*** Excerpted records ***

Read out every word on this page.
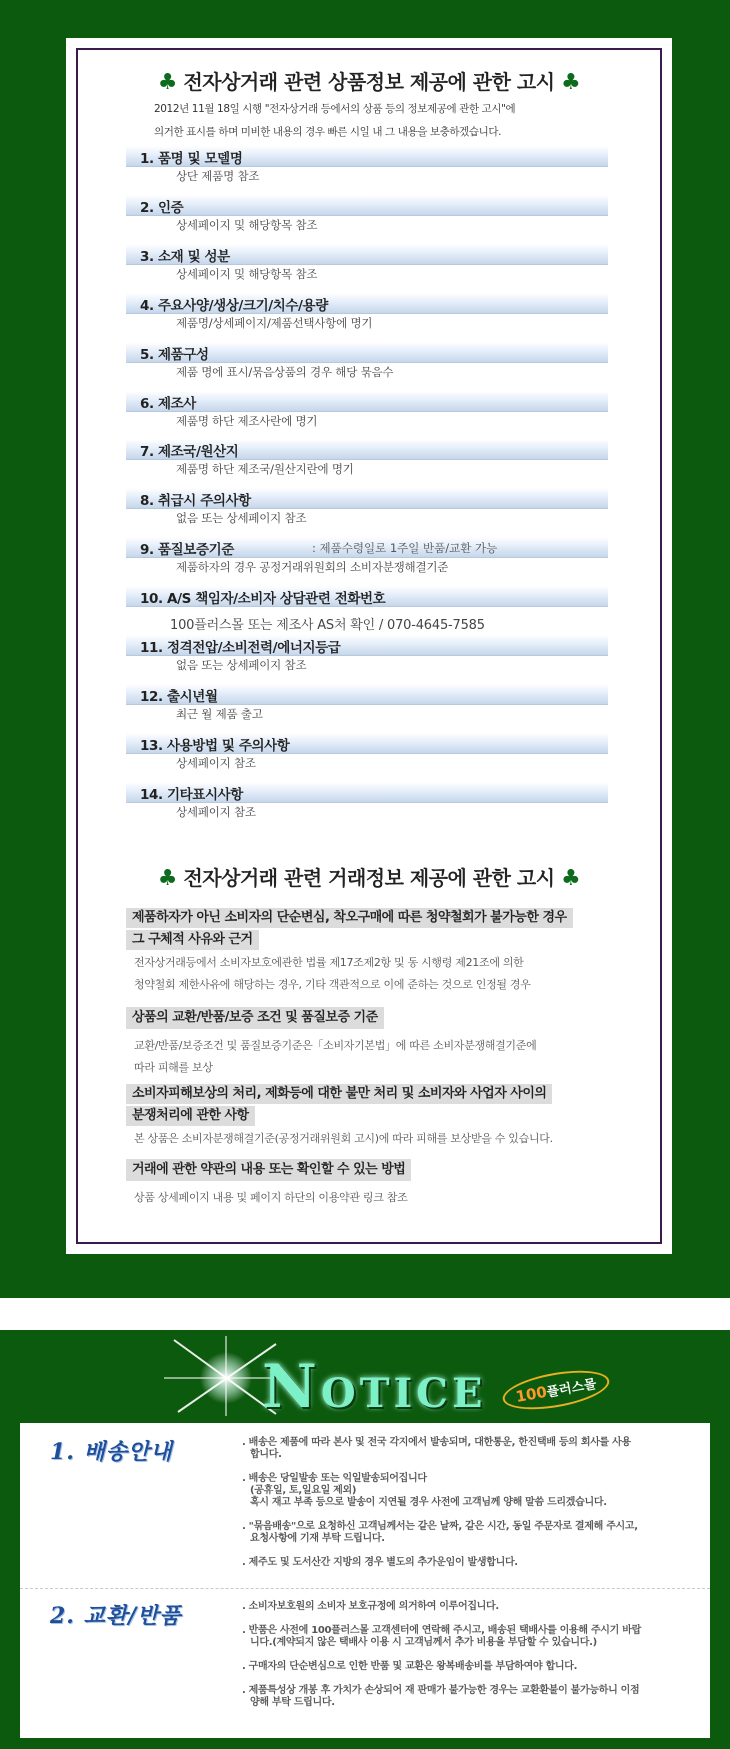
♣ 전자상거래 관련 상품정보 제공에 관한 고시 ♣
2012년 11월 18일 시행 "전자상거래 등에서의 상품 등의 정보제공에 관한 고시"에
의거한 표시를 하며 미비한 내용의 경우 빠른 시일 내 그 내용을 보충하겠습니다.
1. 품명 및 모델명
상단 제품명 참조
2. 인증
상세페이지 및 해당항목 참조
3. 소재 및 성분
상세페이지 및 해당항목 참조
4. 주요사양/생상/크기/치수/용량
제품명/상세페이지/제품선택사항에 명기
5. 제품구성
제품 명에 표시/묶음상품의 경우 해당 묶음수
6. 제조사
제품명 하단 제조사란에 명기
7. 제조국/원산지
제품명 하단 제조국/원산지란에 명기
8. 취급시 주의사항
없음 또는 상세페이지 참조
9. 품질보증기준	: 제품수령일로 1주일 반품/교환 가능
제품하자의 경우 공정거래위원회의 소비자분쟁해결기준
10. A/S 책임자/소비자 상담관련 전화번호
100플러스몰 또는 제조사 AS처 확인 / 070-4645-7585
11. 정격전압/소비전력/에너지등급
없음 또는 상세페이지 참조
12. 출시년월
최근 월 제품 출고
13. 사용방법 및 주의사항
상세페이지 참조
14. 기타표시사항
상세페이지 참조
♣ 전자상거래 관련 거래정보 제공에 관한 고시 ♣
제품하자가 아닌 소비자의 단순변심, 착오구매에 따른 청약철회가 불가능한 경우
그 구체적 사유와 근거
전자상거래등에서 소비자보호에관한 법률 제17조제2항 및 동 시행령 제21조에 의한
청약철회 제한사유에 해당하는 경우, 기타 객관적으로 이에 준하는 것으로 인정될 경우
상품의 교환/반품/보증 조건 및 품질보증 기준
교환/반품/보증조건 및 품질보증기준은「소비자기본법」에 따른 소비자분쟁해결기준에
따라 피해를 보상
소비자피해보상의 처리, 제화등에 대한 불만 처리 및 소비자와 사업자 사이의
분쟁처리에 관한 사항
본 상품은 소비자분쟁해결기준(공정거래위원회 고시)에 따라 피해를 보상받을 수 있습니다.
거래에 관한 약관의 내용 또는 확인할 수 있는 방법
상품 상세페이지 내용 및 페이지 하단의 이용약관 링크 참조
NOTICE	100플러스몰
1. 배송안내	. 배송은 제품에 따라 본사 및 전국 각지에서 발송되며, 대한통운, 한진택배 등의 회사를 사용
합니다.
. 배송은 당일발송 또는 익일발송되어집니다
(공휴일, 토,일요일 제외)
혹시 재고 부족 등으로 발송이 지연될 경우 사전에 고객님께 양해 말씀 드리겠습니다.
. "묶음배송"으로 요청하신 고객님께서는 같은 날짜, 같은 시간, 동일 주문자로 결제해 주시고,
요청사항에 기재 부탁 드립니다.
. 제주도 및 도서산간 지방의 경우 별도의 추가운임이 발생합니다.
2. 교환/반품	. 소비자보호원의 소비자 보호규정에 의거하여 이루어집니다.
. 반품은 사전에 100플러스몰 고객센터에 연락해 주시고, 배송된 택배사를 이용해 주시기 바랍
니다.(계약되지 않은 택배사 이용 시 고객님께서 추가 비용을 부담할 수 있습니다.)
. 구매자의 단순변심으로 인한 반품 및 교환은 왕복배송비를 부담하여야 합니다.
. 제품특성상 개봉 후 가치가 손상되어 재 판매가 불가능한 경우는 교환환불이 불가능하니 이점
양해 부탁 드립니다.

***

*Written exercise:* Working from the lines above, reproduce the material exactly and exclude its pictures.

*Reply:*
Read out every word on this page.
♣ 전자상거래 관련 상품정보 제공에 관한 고시 ♣
2012년 11월 18일 시행 "전자상거래 등에서의 상품 등의 정보제공에 관한 고시"에
의거한 표시를 하며 미비한 내용의 경우 빠른 시일 내 그 내용을 보충하겠습니다.
1. 품명 및 모델명
상단 제품명 참조
2. 인증
상세페이지 및 해당항목 참조
3. 소재 및 성분
상세페이지 및 해당항목 참조
4. 주요사양/생상/크기/치수/용량
제품명/상세페이지/제품선택사항에 명기
5. 제품구성
제품 명에 표시/묶음상품의 경우 해당 묶음수
6. 제조사
제품명 하단 제조사란에 명기
7. 제조국/원산지
제품명 하단 제조국/원산지란에 명기
8. 취급시 주의사항
없음 또는 상세페이지 참조
9. 품질보증기준	: 제품수령일로 1주일 반품/교환 가능
제품하자의 경우 공정거래위원회의 소비자분쟁해결기준
10. A/S 책임자/소비자 상담관련 전화번호
100플러스몰 또는 제조사 AS처 확인 / 070-4645-7585
11. 정격전압/소비전력/에너지등급
없음 또는 상세페이지 참조
12. 출시년월
최근 월 제품 출고
13. 사용방법 및 주의사항
상세페이지 참조
14. 기타표시사항
상세페이지 참조
♣ 전자상거래 관련 거래정보 제공에 관한 고시 ♣
제품하자가 아닌 소비자의 단순변심, 착오구매에 따른 청약철회가 불가능한 경우
그 구체적 사유와 근거
전자상거래등에서 소비자보호에관한 법률 제17조제2항 및 동 시행령 제21조에 의한
청약철회 제한사유에 해당하는 경우, 기타 객관적으로 이에 준하는 것으로 인정될 경우
상품의 교환/반품/보증 조건 및 품질보증 기준
교환/반품/보증조건 및 품질보증기준은「소비자기본법」에 따른 소비자분쟁해결기준에
따라 피해를 보상
소비자피해보상의 처리, 제화등에 대한 불만 처리 및 소비자와 사업자 사이의
분쟁처리에 관한 사항
본 상품은 소비자분쟁해결기준(공정거래위원회 고시)에 따라 피해를 보상받을 수 있습니다.
거래에 관한 약관의 내용 또는 확인할 수 있는 방법
상품 상세페이지 내용 및 페이지 하단의 이용약관 링크 참조
NOTICE	100플러스몰
1. 배송안내	. 배송은 제품에 따라 본사 및 전국 각지에서 발송되며, 대한통운, 한진택배 등의 회사를 사용
합니다.
. 배송은 당일발송 또는 익일발송되어집니다
(공휴일, 토,일요일 제외)
혹시 재고 부족 등으로 발송이 지연될 경우 사전에 고객님께 양해 말씀 드리겠습니다.
. "묶음배송"으로 요청하신 고객님께서는 같은 날짜, 같은 시간, 동일 주문자로 결제해 주시고,
요청사항에 기재 부탁 드립니다.
. 제주도 및 도서산간 지방의 경우 별도의 추가운임이 발생합니다.
2. 교환/반품	. 소비자보호원의 소비자 보호규정에 의거하여 이루어집니다.
. 반품은 사전에 100플러스몰 고객센터에 연락해 주시고, 배송된 택배사를 이용해 주시기 바랍
니다.(계약되지 않은 택배사 이용 시 고객님께서 추가 비용을 부담할 수 있습니다.)
. 구매자의 단순변심으로 인한 반품 및 교환은 왕복배송비를 부담하여야 합니다.
. 제품특성상 개봉 후 가치가 손상되어 재 판매가 불가능한 경우는 교환환불이 불가능하니 이점
양해 부탁 드립니다.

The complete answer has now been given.